#### [Instructions to follow]
Retype, without changes, every line from the line that contains "What text is on this page?" through the final line of the records. Exclude pictures.

#### [Supplied information]

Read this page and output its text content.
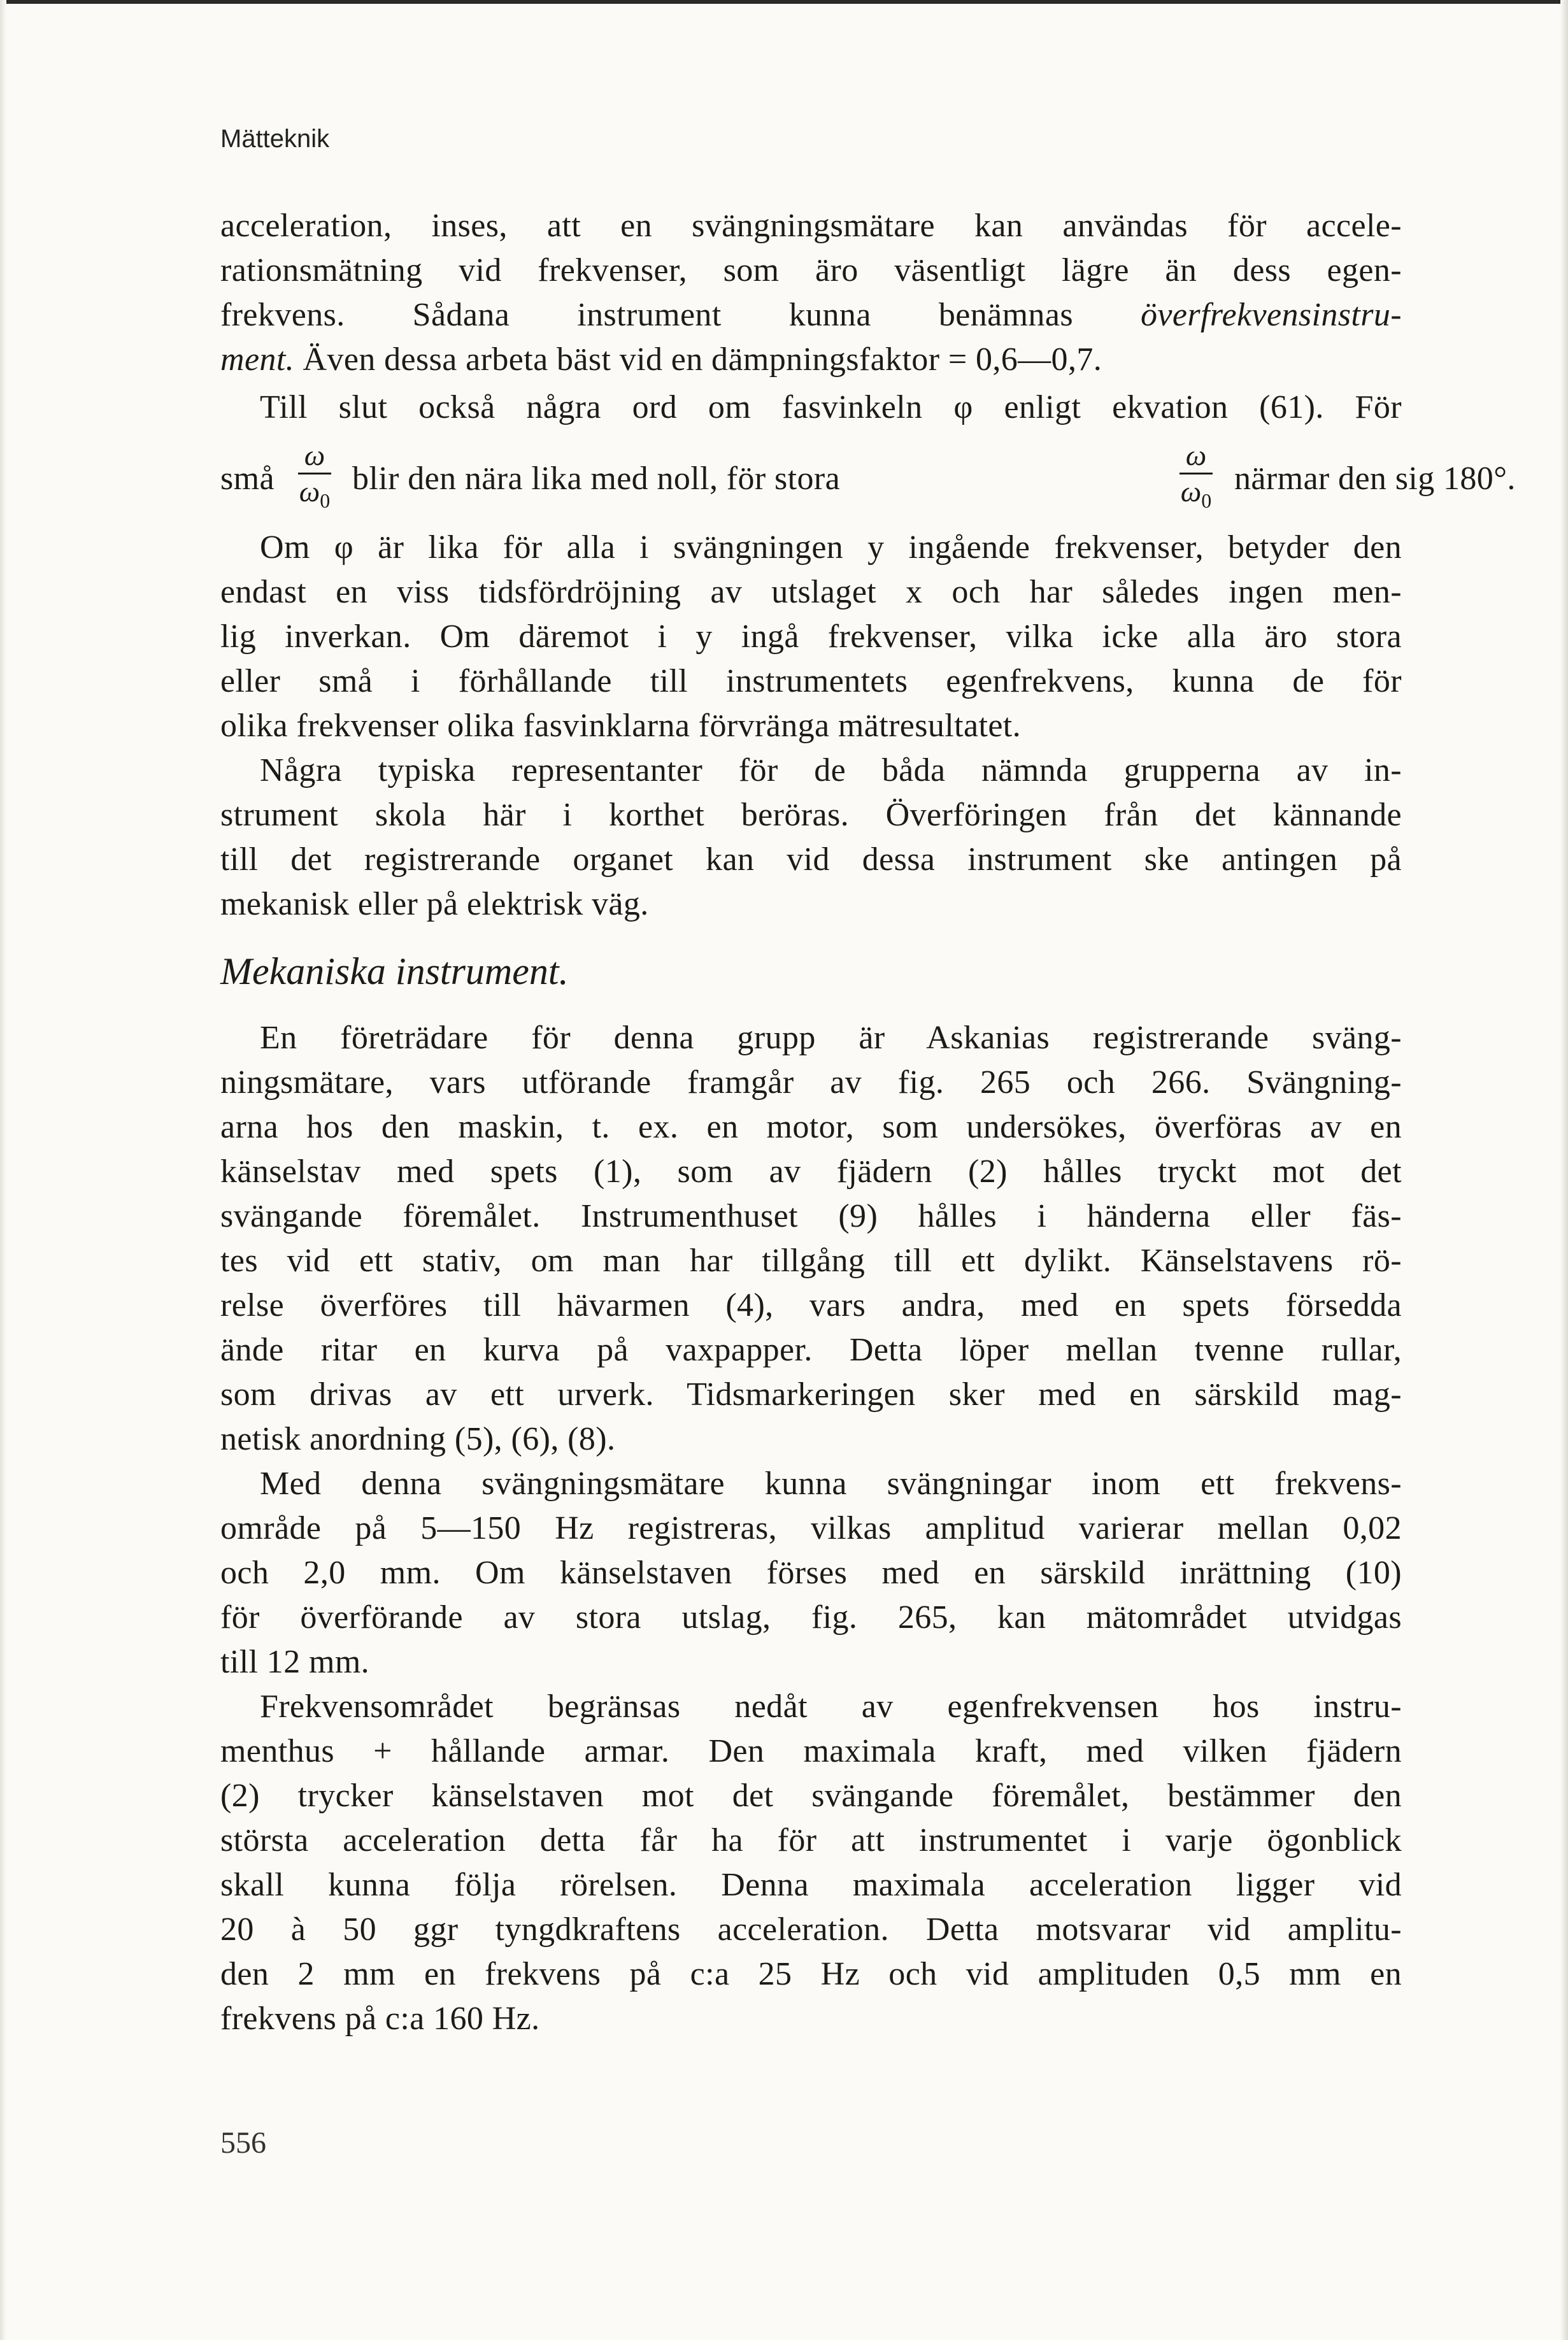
Mätteknik
acceleration, inses, att en svängningsmätare kan användas för accele-
rationsmätning vid frekvenser, som äro väsentligt lägre än dess egen-
frekvens. Sådana instrument kunna benämnas överfrekvensinstru-
ment. Även dessa arbeta bäst vid en dämpningsfaktor = 0,6—0,7.
Till slut också några ord om fasvinkeln φ enligt ekvation (61). För
små
ω
$\omega_0$
blir den nära lika med noll, för stora
ω
$\omega_0$
närmar den sig 180°.
Om φ är lika för alla i svängningen y ingående frekvenser, betyder den
endast en viss tidsfördröjning av utslaget x och har således ingen men-
lig inverkan. Om däremot i y ingå frekvenser, vilka icke alla äro stora
eller små i förhållande till instrumentets egenfrekvens, kunna de för
olika frekvenser olika fasvinklarna förvränga mätresultatet.
Några typiska representanter för de båda nämnda grupperna av in-
strument skola här i korthet beröras. Överföringen från det kännande
till det registrerande organet kan vid dessa instrument ske antingen på
mekanisk eller på elektrisk väg.
Mekaniska instrument.
En företrädare för denna grupp är Askanias registrerande sväng-
ningsmätare, vars utförande framgår av fig. 265 och 266. Svängning-
arna hos den maskin, t. ex. en motor, som undersökes, överföras av en
känselstav med spets (1), som av fjädern (2) hålles tryckt mot det
svängande föremålet. Instrumenthuset (9) hålles i händerna eller fäs-
tes vid ett stativ, om man har tillgång till ett dylikt. Känselstavens rö-
relse överföres till hävarmen (4), vars andra, med en spets försedda
ände ritar en kurva på vaxpapper. Detta löper mellan tvenne rullar,
som drivas av ett urverk. Tidsmarkeringen sker med en särskild mag-
netisk anordning (5), (6), (8).
Med denna svängningsmätare kunna svängningar inom ett frekvens-
område på 5—150 Hz registreras, vilkas amplitud varierar mellan 0,02
och 2,0 mm. Om känselstaven förses med en särskild inrättning (10)
för överförande av stora utslag, fig. 265, kan mätområdet utvidgas
till 12 mm.
Frekvensområdet begränsas nedåt av egenfrekvensen hos instru-
menthus + hållande armar. Den maximala kraft, med vilken fjädern
(2) trycker känselstaven mot det svängande föremålet, bestämmer den
största acceleration detta får ha för att instrumentet i varje ögonblick
skall kunna följa rörelsen. Denna maximala acceleration ligger vid
20 à 50 ggr tyngdkraftens acceleration. Detta motsvarar vid amplitu-
den 2 mm en frekvens på c:a 25 Hz och vid amplituden 0,5 mm en
frekvens på c:a 160 Hz.
556
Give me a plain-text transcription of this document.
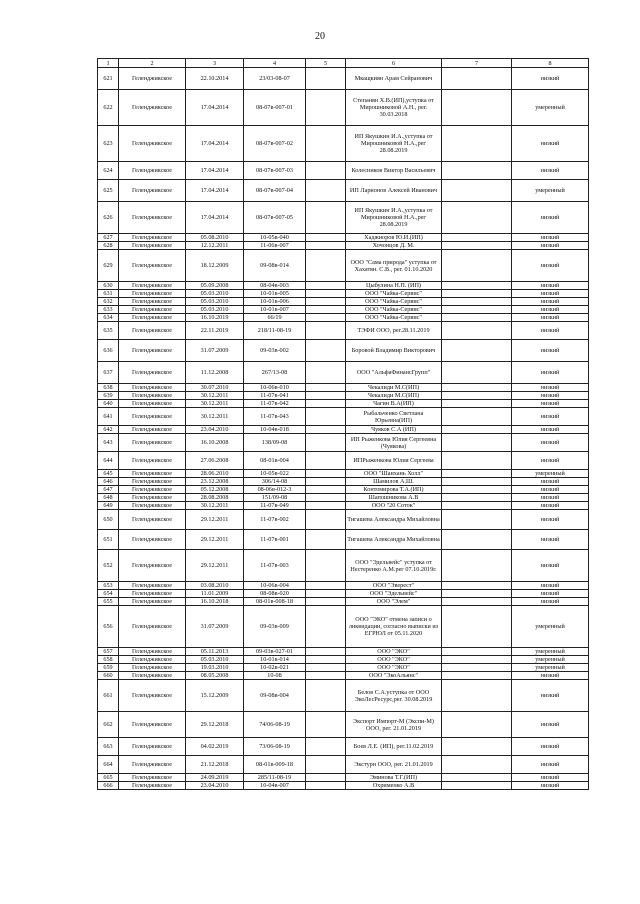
20
1	2	3	4	5	6	7	8
621	Геленджикское	22.10.2014	23/03-08-07		Мкащкиян Арам Сейранович		низкий
622	Геленджикское	17.04.2014	08-07в-007-01		Степанян Х.В.(ИП),уступка от Мирошниковой А.Н., рег. 30.03.2018		умеренный
623	Геленджикское	17.04.2014	08-07в-007-02		ИП Якушкин И.А.,уступка от Мирошниковой Н.А.,рег 28.08.2019		низкий
624	Геленджикское	17.04.2014	08-07в-007-03		Колесников Виктор Васильевич		низкий
625	Геленджикское	17.04.2014	08-07в-007-04		ИП Ларионов Алексей Иванович		умеренный
626	Геленджикское	17.04.2014	08-07в-007-05		ИП Якушкин И.А.,уступка от Мирошниковой Н.А.,рег 28.08.2019		низкий
627	Геленджикское	05.08.2010	10-05в-040		Хаджиоров Ю.И.(ИП)		низкий
628	Геленджикское	12.12.2011	11-06в-007		Хочонцов Д. М.		низкий
629	Геленджикское	18.12.2009	09-08в-014		ООО "Сама природа" уступка от Хахатян. С.В., рег. 01.10.2020		низкий
630	Геленджикское	05.09.2008	08-04в-003		Цыбулина Н.П. (ИП)		низкий
631	Геленджикское	05.03.2010	10-01в-005		ООО "Чайка-Сервис"		низкий
632	Геленджикское	05.03.2010	10-01в-006		ООО "Чайка-Сервис"		низкий
633	Геленджикское	05.03.2010	10-01в-007		ООО "Чайка-Сервис"		низкий
634	Геленджикское	16.10.2019	66/19		ООО "Чайка-Сервис"		низкий
635	Геленджикское	22.11.2019	218/11-08-19		ТЭФИ ООО, рег.28.11.2019		низкий
636	Геленджикское	31.07.2009	09-03в-002		Боровой Владимир Викторович		низкий
637	Геленджикское	11.12.2008	267/13-08		ООО "АльфаФинансГрупп"		низкий
638	Геленджикское	30.07.2010	10-06в-010		Чекалиди М.С(ИП)		низкий
639	Геленджикское	30.12.2011	11-07в-041		Чекалиди М.С(ИП)		низкий
640	Геленджикское	30.12.2011	11-07в-042		Чагин В.А(ИП)		низкий
641	Геленджикское	30.12.2011	11-07в-043		Рыбальченко Светлана Юрьевна(ИП)		низкий
642	Геленджикское	23.04.2010	10-04в-018		Чуяков С.А (ИП)		низкий
643	Геленджикское	16.10.2008	138/09-08		ИП Рыженкова Юлия Сергеевна (Чуякова)		низкий
644	Геленджикское	27.06.2008	08-01в-004		ИПРыженкова Юлия Сергеева		низкий
645	Геленджикское	28.06.2010	10-05в-022		ООО "Шанхань Холл"		умеренный
646	Геленджикское	23.12.2008	306/14-08		Шамилов А.Ш.		низкий
647	Геленджикское	05.12.2008	08-06в-012-3		Контомирова Т.А.(ИП)		низкий
648	Геленджикское	28.08.2008	151/09-08		Шапошникова А.В		низкий
649	Геленджикское	30.12.2011	11-07в-049		ООО "20 Соток"		низкий
650	Геленджикское	29.12.2011	11-07в-002		Тигашева Александра Михайловна		низкий
651	Геленджикское	29.12.2011	11-07в-001		Тигашева Александра Михайловна		низкий
652	Геленджикское	29.12.2011	11-07в-003		ООО "Эдельвейс" уступка от Нестеренко А.М.рег 07.10.2019г.		низкий
653	Геленджикское	03.08.2010	10-06в-004		ООО "Эверест"		низкий
654	Геленджикское	11.01.2009	08-08в-020		ООО "Эдельвейс"		низкий
655	Геленджикское	16.10.2018	08-01в-008-18		ООО "Элем"		низкий
656	Геленджикское	31.07.2009	09-03в-009		ООО "ЭКО" отмена записи о ликвидации, согласно выписки из ЕГРЮЛ от 05.11.2020		умеренный
657	Геленджикское	05.11.2013	09-03в-027-01		ООО "ЭКО"		умеренный
658	Геленджикское	05.03.2010	10-01в-014		ООО "ЭКО"		умеренный
659	Геленджикское	19.03.2010	10-02в-021		ООО "ЭКО"		умеренный
660	Геленджикское	08.05.2008	10-08		ООО "ЭкоАльянс"		низкий
661	Геленджикское	15.12.2009	09-08в-004		Белов С.А.уступка от ООО ЭкоЛесРесурс,рег. 30.08.2019		низкий
662	Геленджикское	29.12.2018	74/06-08-19		Экспорт Импорт-М (Экспи-М) ООО, рег. 21.01.2019		низкий
663	Геленджикское	04.02.2019	73/06-08-19		Боев Л.Е. (ИП), рег.11.02.2019		низкий
664	Геленджикское	21.12.2018	08-01в-009-18		Экстурн ООО, рег. 21.01.2019		низкий
665	Геленджикское	24.09.2019	285/11-08-19		Эминова Т.Г.(ИП)		низкий
666	Геленджикское	23.04.2010	10-04в-007		Охрименко А.В		низкий
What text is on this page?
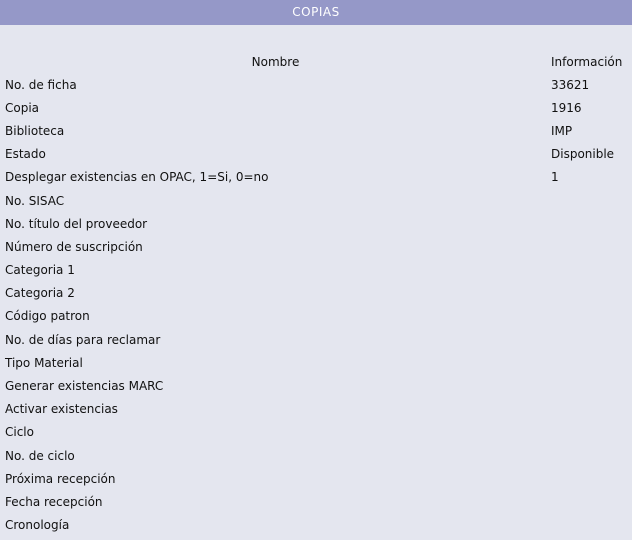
COPIAS
Nombre	Información
No. de ficha	33621
Copia	1916
Biblioteca	IMP
Estado	Disponible
Desplegar existencias en OPAC, 1=Si, 0=no	1
No. SISAC	
No. título del proveedor	
Número de suscripción	
Categoria 1	
Categoria 2	
Código patron	
No. de días para reclamar	
Tipo Material	
Generar existencias MARC	
Activar existencias	
Ciclo	
No. de ciclo	
Próxima recepción	
Fecha recepción	
Cronología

#### [Task answer]
What text is on this page?
COPIAS
Nombre	Información
No. de ficha	33621
Copia	1916
Biblioteca	IMP
Estado	Disponible
Desplegar existencias en OPAC, 1=Si, 0=no	1
No. SISAC	
No. título del proveedor	
Número de suscripción	
Categoria 1	
Categoria 2	
Código patron	
No. de días para reclamar	
Tipo Material	
Generar existencias MARC	
Activar existencias	
Ciclo	
No. de ciclo	
Próxima recepción	
Fecha recepción	
Cronología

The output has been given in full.